■ REQUIREMENTS
Locate the lines that hold the string "Default". Copy every such line.

■ MATERIAL SUPPLIED
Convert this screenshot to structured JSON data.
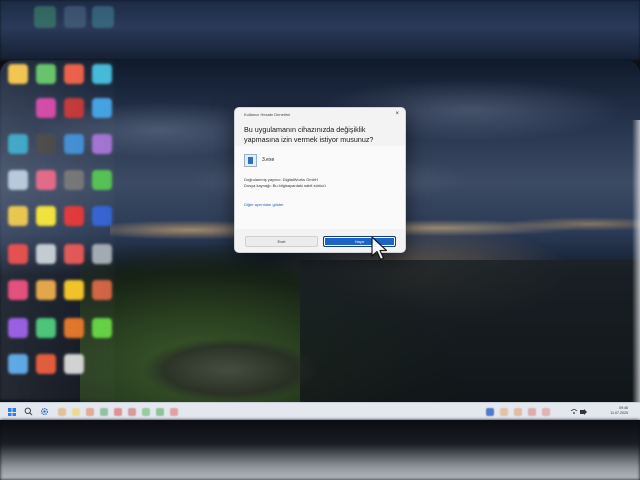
{
  "dialog": {
    "title": "Kullanıcı Hesabı Denetimi",
    "close_glyph": "×",
    "question": "Bu uygulamanın cihazınızda değişiklik yapmasına izin vermek istiyor musunuz?",
    "app_name": "3.exe",
    "publisher_line": "Doğrulanmış yayıncı: DigitalWorks GmbH",
    "origin_line": "Dosya kaynağı: Bu bilgisayardaki sabit sürücü",
    "more_details_link": "Diğer ayrıntıları göster",
    "yes_label": "Evet",
    "no_label": "Hayır"
  },
  "taskbar": {
    "time": "09:46",
    "date": "11.07.2025"
  },
  "icons": {
    "start": "windows-start-icon",
    "search": "search-icon",
    "settings": "settings-gear-icon",
    "shortcut": "desktop-shortcut-icon",
    "cursor": "mouse-pointer-icon"
  },
  "colors": {
    "accent": "#1c63c4",
    "dialog_bg": "#f3f3f3",
    "link": "#1f5fbf",
    "taskbar": "#e3e7ee"
  }
}
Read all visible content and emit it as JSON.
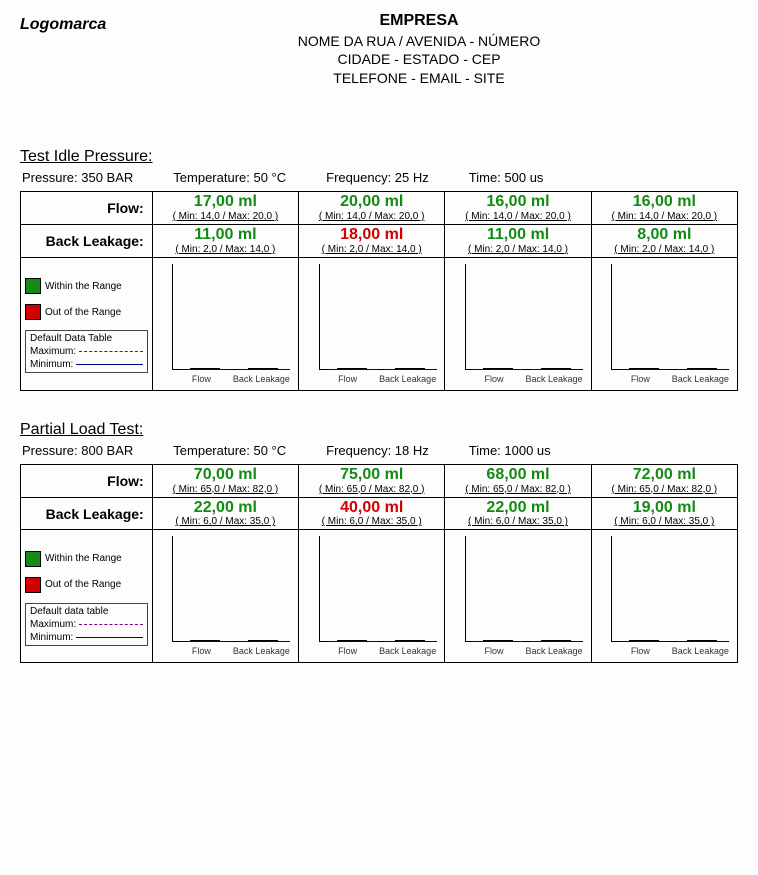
{
  "header": {
    "logo": "Logomarca",
    "company": "EMPRESA",
    "line1": "NOME DA RUA / AVENIDA - NÚMERO",
    "line2": "CIDADE - ESTADO - CEP",
    "line3": "TELEFONE - EMAIL - SITE"
  },
  "legend": {
    "within": "Within the Range",
    "out": "Out of the Range",
    "table_title1": "Default Data Table",
    "table_title2": "Default data table",
    "max": "Maximum:",
    "min": "Minimum:"
  },
  "axis": {
    "flow": "Flow",
    "back": "Back Leakage"
  },
  "rows": {
    "flow": "Flow:",
    "back": "Back Leakage:"
  },
  "sections": [
    {
      "id": "idle",
      "title": "Test Idle Pressure:",
      "params": {
        "pressure": "Pressure: 350 BAR",
        "temperature": "Temperature: 50 °C",
        "frequency": "Frequency: 25 Hz",
        "time": "Time: 500 us"
      },
      "flow": {
        "min": 14.0,
        "max": 20.0,
        "range_txt": "( Min: 14,0 / Max: 20,0 )",
        "vals": [
          {
            "txt": "17,00 ml",
            "v": 17.0,
            "ok": true
          },
          {
            "txt": "20,00 ml",
            "v": 20.0,
            "ok": true
          },
          {
            "txt": "16,00 ml",
            "v": 16.0,
            "ok": true
          },
          {
            "txt": "16,00 ml",
            "v": 16.0,
            "ok": true
          }
        ]
      },
      "back": {
        "min": 2.0,
        "max": 14.0,
        "range_txt": "( Min: 2,0 / Max: 14,0 )",
        "vals": [
          {
            "txt": "11,00 ml",
            "v": 11.0,
            "ok": true
          },
          {
            "txt": "18,00 ml",
            "v": 18.0,
            "ok": false
          },
          {
            "txt": "11,00 ml",
            "v": 11.0,
            "ok": true
          },
          {
            "txt": "8,00 ml",
            "v": 8.0,
            "ok": true
          }
        ]
      }
    },
    {
      "id": "partial",
      "title": "Partial Load Test:",
      "params": {
        "pressure": "Pressure: 800 BAR",
        "temperature": "Temperature: 50 °C",
        "frequency": "Frequency: 18 Hz",
        "time": "Time: 1000 us"
      },
      "flow": {
        "min": 65.0,
        "max": 82.0,
        "range_txt": "( Min: 65,0 / Max: 82,0 )",
        "vals": [
          {
            "txt": "70,00 ml",
            "v": 70.0,
            "ok": true
          },
          {
            "txt": "75,00 ml",
            "v": 75.0,
            "ok": true
          },
          {
            "txt": "68,00 ml",
            "v": 68.0,
            "ok": true
          },
          {
            "txt": "72,00 ml",
            "v": 72.0,
            "ok": true
          }
        ]
      },
      "back": {
        "min": 6.0,
        "max": 35.0,
        "range_txt": "( Min: 6,0 / Max: 35,0 )",
        "vals": [
          {
            "txt": "22,00 ml",
            "v": 22.0,
            "ok": true
          },
          {
            "txt": "40,00 ml",
            "v": 40.0,
            "ok": false
          },
          {
            "txt": "22,00 ml",
            "v": 22.0,
            "ok": true
          },
          {
            "txt": "19,00 ml",
            "v": 19.0,
            "ok": true
          }
        ]
      }
    }
  ],
  "chart_data": [
    {
      "type": "bar",
      "title": "Test Idle Pressure",
      "categories": [
        "Flow",
        "Back Leakage"
      ],
      "series_per_channel": 4,
      "flow": {
        "values": [
          17,
          20,
          16,
          16
        ],
        "min": 14,
        "max": 20,
        "unit": "ml"
      },
      "back": {
        "values": [
          11,
          18,
          11,
          8
        ],
        "min": 2,
        "max": 14,
        "unit": "ml"
      },
      "out_of_range_index": {
        "back": [
          1
        ]
      }
    },
    {
      "type": "bar",
      "title": "Partial Load Test",
      "categories": [
        "Flow",
        "Back Leakage"
      ],
      "series_per_channel": 4,
      "flow": {
        "values": [
          70,
          75,
          68,
          72
        ],
        "min": 65,
        "max": 82,
        "unit": "ml"
      },
      "back": {
        "values": [
          22,
          40,
          22,
          19
        ],
        "min": 6,
        "max": 35,
        "unit": "ml"
      },
      "out_of_range_index": {
        "back": [
          1
        ]
      }
    }
  ]
}
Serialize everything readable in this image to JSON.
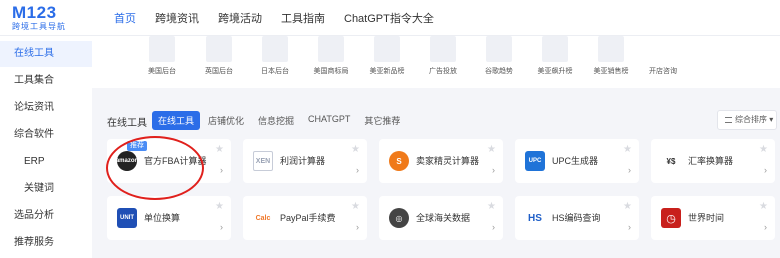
{
  "logo": {
    "main": "M123",
    "sub": "跨境工具导航"
  },
  "nav": {
    "items": [
      {
        "label": "首页",
        "active": true
      },
      {
        "label": "跨境资讯",
        "active": false
      },
      {
        "label": "跨境活动",
        "active": false
      },
      {
        "label": "工具指南",
        "active": false
      },
      {
        "label": "ChatGPT指令大全",
        "active": false
      }
    ]
  },
  "sidebar": {
    "items": [
      {
        "label": "在线工具",
        "active": true
      },
      {
        "label": "工具集合"
      },
      {
        "label": "论坛资讯"
      },
      {
        "label": "综合软件"
      },
      {
        "label": "ERP"
      },
      {
        "label": "关键词"
      },
      {
        "label": "选品分析"
      },
      {
        "label": "推荐服务"
      }
    ]
  },
  "upper": {
    "items": [
      {
        "label": "美国后台"
      },
      {
        "label": "英国后台"
      },
      {
        "label": "日本后台"
      },
      {
        "label": "美国商标局"
      },
      {
        "label": "美亚新品榜"
      },
      {
        "label": "广告投放"
      },
      {
        "label": "谷歌趋势"
      },
      {
        "label": "美亚飙升榜"
      },
      {
        "label": "美亚销售榜"
      },
      {
        "label": "开店咨询"
      }
    ]
  },
  "section": {
    "title": "在线工具",
    "tabs": [
      {
        "label": "在线工具",
        "active": true
      },
      {
        "label": "店铺优化"
      },
      {
        "label": "信息挖掘"
      },
      {
        "label": "CHATGPT"
      },
      {
        "label": "其它推荐"
      }
    ],
    "sort_label": "综合排序"
  },
  "tools": [
    {
      "name": "官方FBA计算器",
      "icon_text": "amazon",
      "icon_name": "amazon-icon",
      "color": "#222222",
      "badge": "推荐"
    },
    {
      "name": "利润计算器",
      "icon_text": "XEN",
      "icon_name": "profit-icon",
      "color": "#9aa3b5"
    },
    {
      "name": "卖家精灵计算器",
      "icon_text": "S",
      "icon_name": "sellersprite-icon",
      "color": "#f07a1a"
    },
    {
      "name": "UPC生成器",
      "icon_text": "UPC",
      "icon_name": "upc-icon",
      "color": "#1f73d8"
    },
    {
      "name": "汇率换算器",
      "icon_text": "¥$",
      "icon_name": "exchange-icon",
      "color": "#333333"
    },
    {
      "name": "单位换算",
      "icon_text": "UNIT",
      "icon_name": "unit-icon",
      "color": "#1f4fb5"
    },
    {
      "name": "PayPal手续费",
      "icon_text": "Calc",
      "icon_name": "paypal-calc-icon",
      "color": "#f0782a"
    },
    {
      "name": "全球海关数据",
      "icon_text": "◎",
      "icon_name": "customs-icon",
      "color": "#444444"
    },
    {
      "name": "HS编码查询",
      "icon_text": "HS",
      "icon_name": "hs-code-icon",
      "color": "#1f5fc8"
    },
    {
      "name": "世界时间",
      "icon_text": "◷",
      "icon_name": "world-time-icon",
      "color": "#c8201c"
    }
  ],
  "colors": {
    "accent": "#2b6de8",
    "highlight_circle": "#e0201c"
  }
}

■ EXERCISE SOLUTION
    "table_title1": "Default Data Table",
    "table_title2": "Default data table",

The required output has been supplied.